— BEGIN Dataset records —

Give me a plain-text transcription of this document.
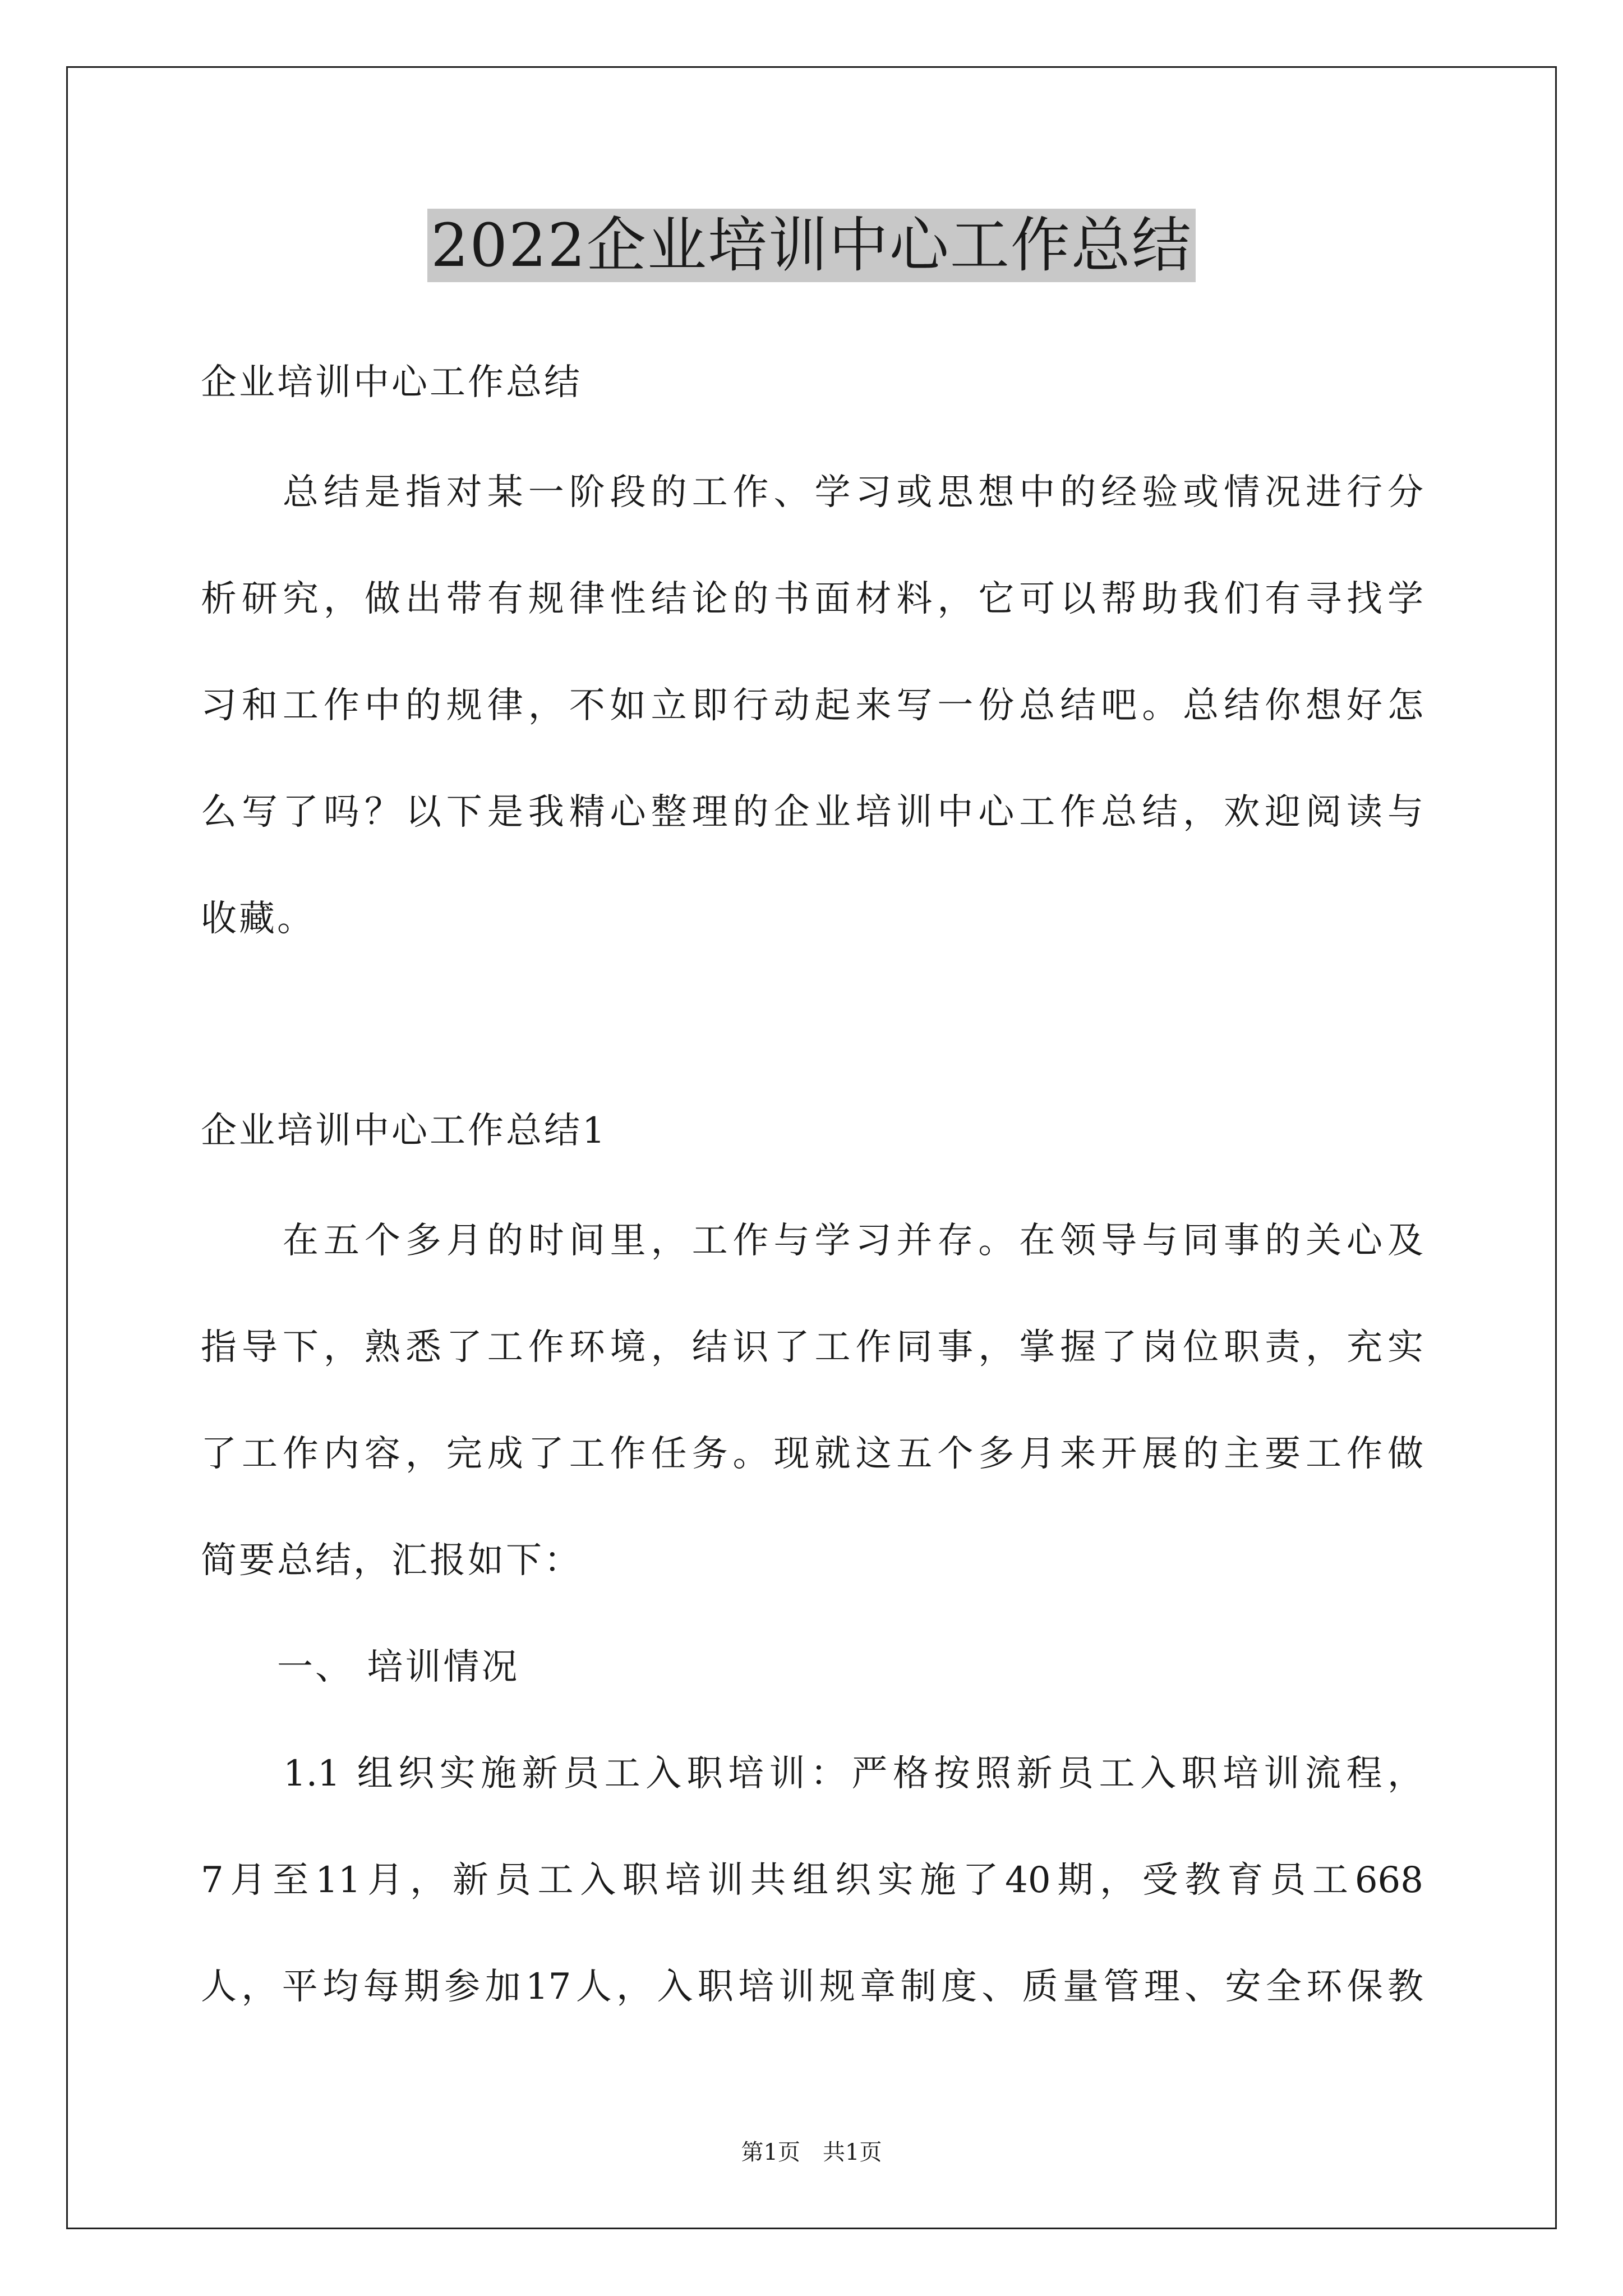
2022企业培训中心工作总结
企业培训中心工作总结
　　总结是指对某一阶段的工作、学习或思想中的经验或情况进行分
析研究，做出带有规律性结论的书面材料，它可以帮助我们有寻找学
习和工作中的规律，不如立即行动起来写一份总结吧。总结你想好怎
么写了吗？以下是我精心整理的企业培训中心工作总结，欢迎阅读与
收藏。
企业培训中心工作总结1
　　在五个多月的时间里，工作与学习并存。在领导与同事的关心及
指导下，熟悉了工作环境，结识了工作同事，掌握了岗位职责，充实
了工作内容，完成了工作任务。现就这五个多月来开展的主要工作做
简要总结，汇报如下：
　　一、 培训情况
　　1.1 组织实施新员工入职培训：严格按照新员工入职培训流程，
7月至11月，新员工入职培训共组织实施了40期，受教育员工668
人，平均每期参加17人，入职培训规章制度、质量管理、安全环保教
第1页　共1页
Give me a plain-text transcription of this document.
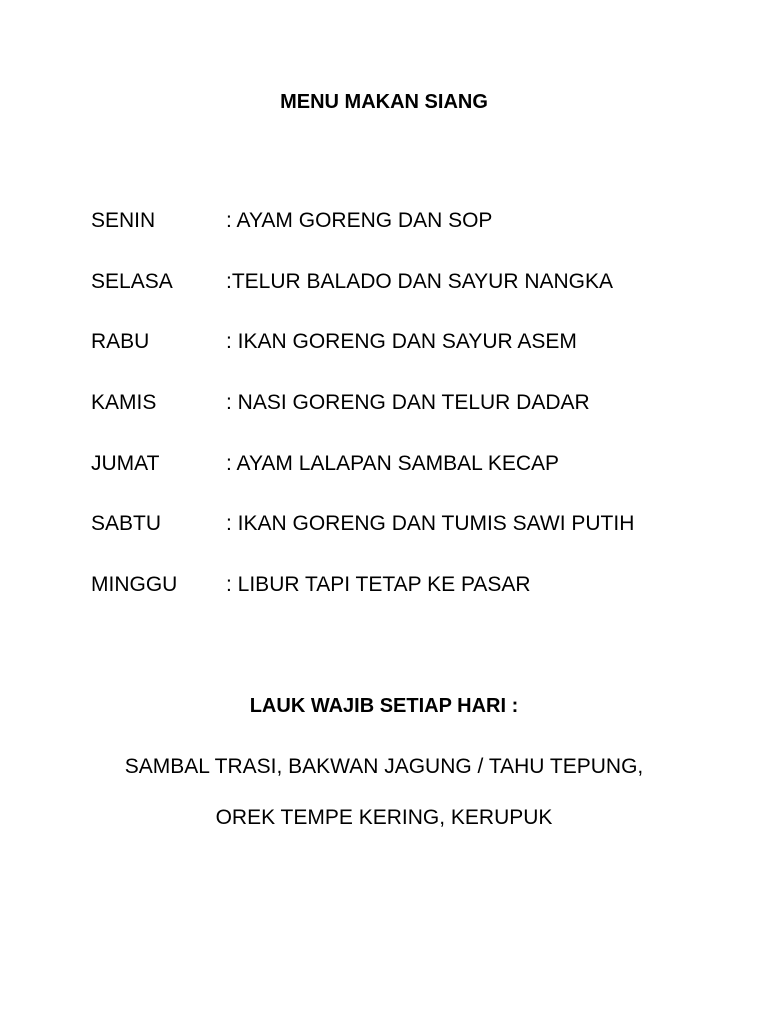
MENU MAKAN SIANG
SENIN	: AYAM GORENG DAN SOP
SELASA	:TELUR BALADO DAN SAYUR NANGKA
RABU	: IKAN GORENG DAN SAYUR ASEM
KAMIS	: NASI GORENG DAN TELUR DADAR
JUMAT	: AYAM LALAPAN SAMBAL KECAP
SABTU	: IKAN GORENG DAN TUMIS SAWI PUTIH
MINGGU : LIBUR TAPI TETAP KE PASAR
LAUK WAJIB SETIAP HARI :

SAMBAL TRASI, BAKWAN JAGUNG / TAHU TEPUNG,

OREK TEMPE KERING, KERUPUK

— END Dataset records —

**Instructions to follow:** Filter the listing for the word "TELUR" and copy every line that holds it.

**Task solution:**
SELASA	:TELUR BALADO DAN SAYUR NANGKA
KAMIS	: NASI GORENG DAN TELUR DADAR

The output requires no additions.